## Objective
Please print the account of the Blair Athol and Edradour distillery visits below word for word, from start to finish, before turning to the entries.

## Text passage
::::

My partner wonders if the potential whisky tasters will be shown the warehouses. Sure. We are then lead into a kind of glass tardis built inside one of the warehouses. The casks are there for viewing but are strictly hands-off.

On the plus-side, Blair Athol does cater for connoisseurs and on its 'special tour' will furnish the whisky lover with a dram of the Flora and Fauna 12yo, a 15yo cask strength and a chance to draw a dram straight from a sherry-butt that's been laid aside for the purpose. Sounds good.

The downside to Blair Athol is this:
  • why keep this beautiful malt a secret? Apparently 98% of BA goes into the Bells' blend. The meagre remainder is bottled as a single malt - mostly for the Flora and Fauna expression. The F&F at 43% is superb. But even this is in short supply. We were told that at one point last year, the Blair Athol distillery had NO bottles of its own malt for sale in the shop. Other expressions seem to be running out fast and independent bottlers too are getting little or nothing.
  • bitching. Apparently, war has been declared on nearby independently owned Edradour. It is not clear to us who was the aggressor but neither distillery did much to sell itself to us in terms of PR. Does the interested visitor want to hear their guide or barman gurning about the big/small competitor up the road? No. Keep it to yourselves. If we want whinging, we'll tune into Eastenders or put it in our blogs.
From Blair Athol, its up to the hidden glen in which Edradour resides. Here, we find a new charge of £5 for the pleasure of accessing the site!!! This is not a charge for the tour but for actually setting foot on their land, entering their well stocked bar and shop! Has Edradour gone Diageo?! The Edradour tour has been free up until a few weeks ago. And while we can understand a modest charge being made for a tour, this seems to be born of sheer greed.

::::

## Record list
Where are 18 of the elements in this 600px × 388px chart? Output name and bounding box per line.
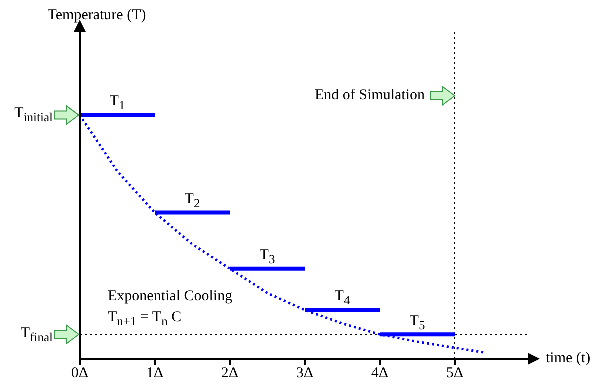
annotation: Exponential Cooling [108, 288, 233, 304]
ref-line-label: T$_{final}$ [20, 324, 53, 344]
x-tick-label: 1Δ [146, 366, 164, 382]
series-label: T$_{4}$ [334, 288, 350, 308]
series-label: T$_{1}$ [110, 94, 126, 113]
ref-line-label: End of Simulation [315, 88, 425, 104]
x-tick-label: 3Δ [296, 366, 314, 382]
annotation: T$_{initial}$ [14, 106, 53, 125]
x-tick-label: 5Δ [446, 366, 464, 382]
series-label: T$_{5}$ [410, 312, 426, 332]
series-label: T$_{2}$ [184, 191, 200, 210]
x-tick-label: 0Δ [71, 366, 89, 382]
x-axis-title: time (t) [546, 350, 591, 366]
x-tick-label: 2Δ [221, 366, 239, 382]
annotation: T$_{n+1}$ = T$_{n}$ C [108, 309, 182, 328]
text: Temperature (T) [48, 8, 146, 24]
x-tick-label: 4Δ [371, 366, 389, 382]
series-label: T$_{3}$ [260, 247, 276, 266]
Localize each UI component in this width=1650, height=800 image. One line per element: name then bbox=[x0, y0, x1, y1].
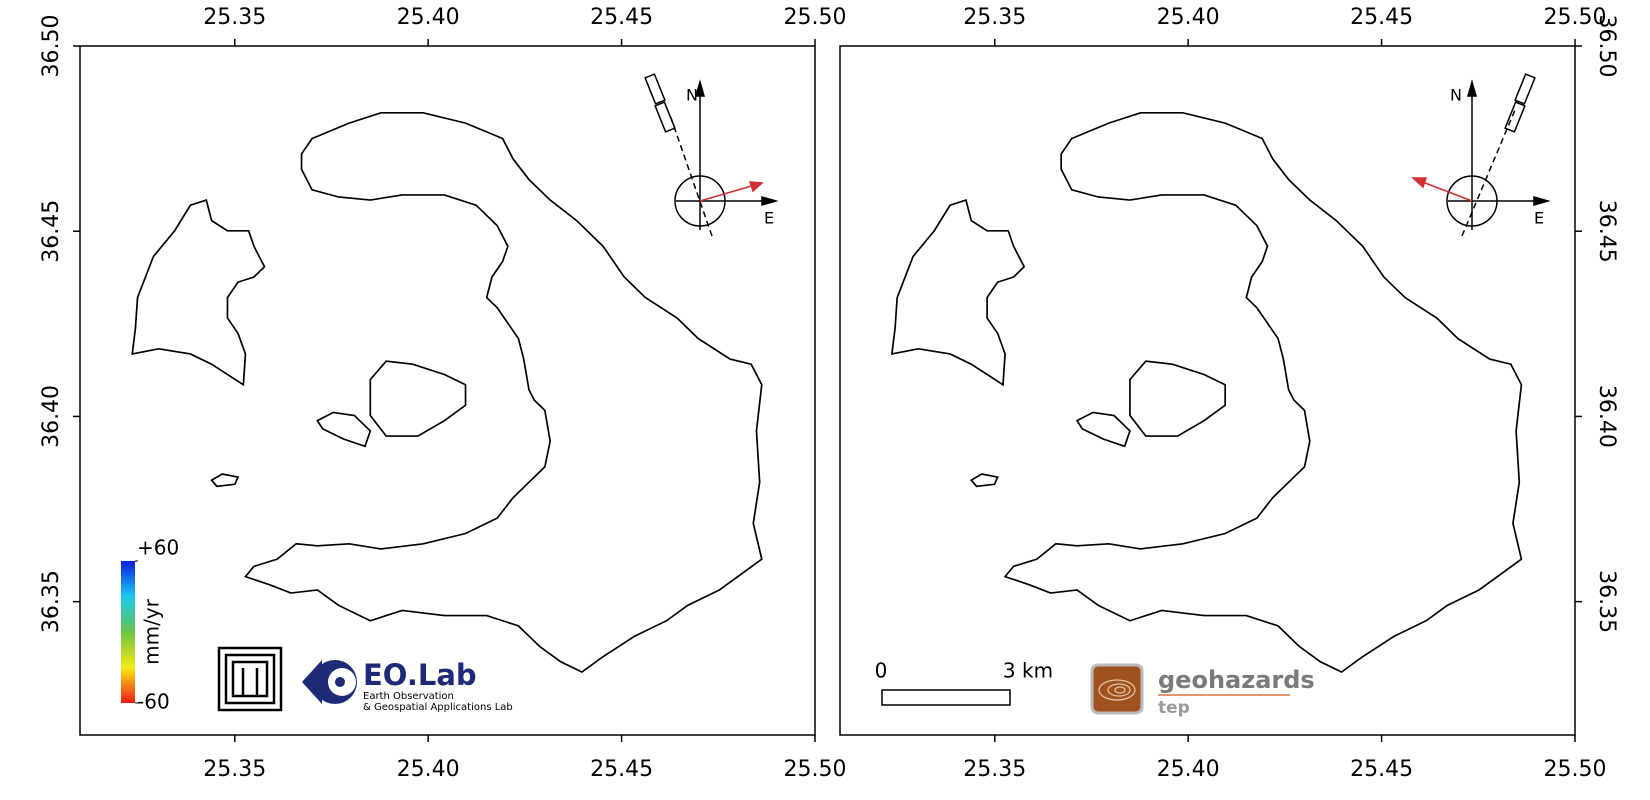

::::

## Final result
My partner wonders if the potential whisky tasters will be shown the warehouses. Sure. We are then lead into a kind of glass tardis built inside one of the warehouses. The casks are there for viewing but are strictly hands-off.

On the plus-side, Blair Athol does cater for connoisseurs and on its 'special tour' will furnish the whisky lover with a dram of the Flora and Fauna 12yo, a 15yo cask strength and a chance to draw a dram straight from a sherry-butt that's been laid aside for the purpose. Sounds good.

The downside to Blair Athol is this:
  • why keep this beautiful malt a secret? Apparently 98% of BA goes into the Bells' blend. The meagre remainder is bottled as a single malt - mostly for the Flora and Fauna expression. The F&F at 43% is superb. But even this is in short supply. We were told that at one point last year, the Blair Athol distillery had NO bottles of its own malt for sale in the shop. Other expressions seem to be running out fast and independent bottlers too are getting little or nothing.
  • bitching. Apparently, war has been declared on nearby independently owned Edradour. It is not clear to us who was the aggressor but neither distillery did much to sell itself to us in terms of PR. Does the interested visitor want to hear their guide or barman gurning about the big/small competitor up the road? No. Keep it to yourselves. If we want whinging, we'll tune into Eastenders or put it in our blogs.
From Blair Athol, its up to the hidden glen in which Edradour resides. Here, we find a new charge of £5 for the pleasure of accessing the site!!! This is not a charge for the tour but for actually setting foot on their land, entering their well stocked bar and shop! Has Edradour gone Diageo?! The Edradour tour has been free up until a few weeks ago. And while we can understand a modest charge being made for a tour, this seems to be born of sheer greed.